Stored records
begin
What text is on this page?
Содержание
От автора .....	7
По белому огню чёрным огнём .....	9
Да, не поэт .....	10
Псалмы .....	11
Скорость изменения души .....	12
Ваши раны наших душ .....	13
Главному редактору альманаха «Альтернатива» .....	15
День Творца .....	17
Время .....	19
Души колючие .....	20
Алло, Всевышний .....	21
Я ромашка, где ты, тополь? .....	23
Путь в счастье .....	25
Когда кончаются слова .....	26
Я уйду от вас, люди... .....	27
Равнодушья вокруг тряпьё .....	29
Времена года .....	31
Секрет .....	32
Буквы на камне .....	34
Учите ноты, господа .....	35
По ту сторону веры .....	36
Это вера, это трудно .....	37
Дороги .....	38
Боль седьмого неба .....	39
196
end
__What you have to do__: Please repeat the listing above in full and exactly.

__Result of this exercise__:
What text is on this page?
Содержание
От автора .....	7
По белому огню чёрным огнём .....	9
Да, не поэт .....	10
Псалмы .....	11
Скорость изменения души .....	12
Ваши раны наших душ .....	13
Главному редактору альманаха «Альтернатива» .....	15
День Творца .....	17
Время .....	19
Души колючие .....	20
Алло, Всевышний .....	21
Я ромашка, где ты, тополь? .....	23
Путь в счастье .....	25
Когда кончаются слова .....	26
Я уйду от вас, люди... .....	27
Равнодушья вокруг тряпьё .....	29
Времена года .....	31
Секрет .....	32
Буквы на камне .....	34
Учите ноты, господа .....	35
По ту сторону веры .....	36
Это вера, это трудно .....	37
Дороги .....	38
Боль седьмого неба .....	39
196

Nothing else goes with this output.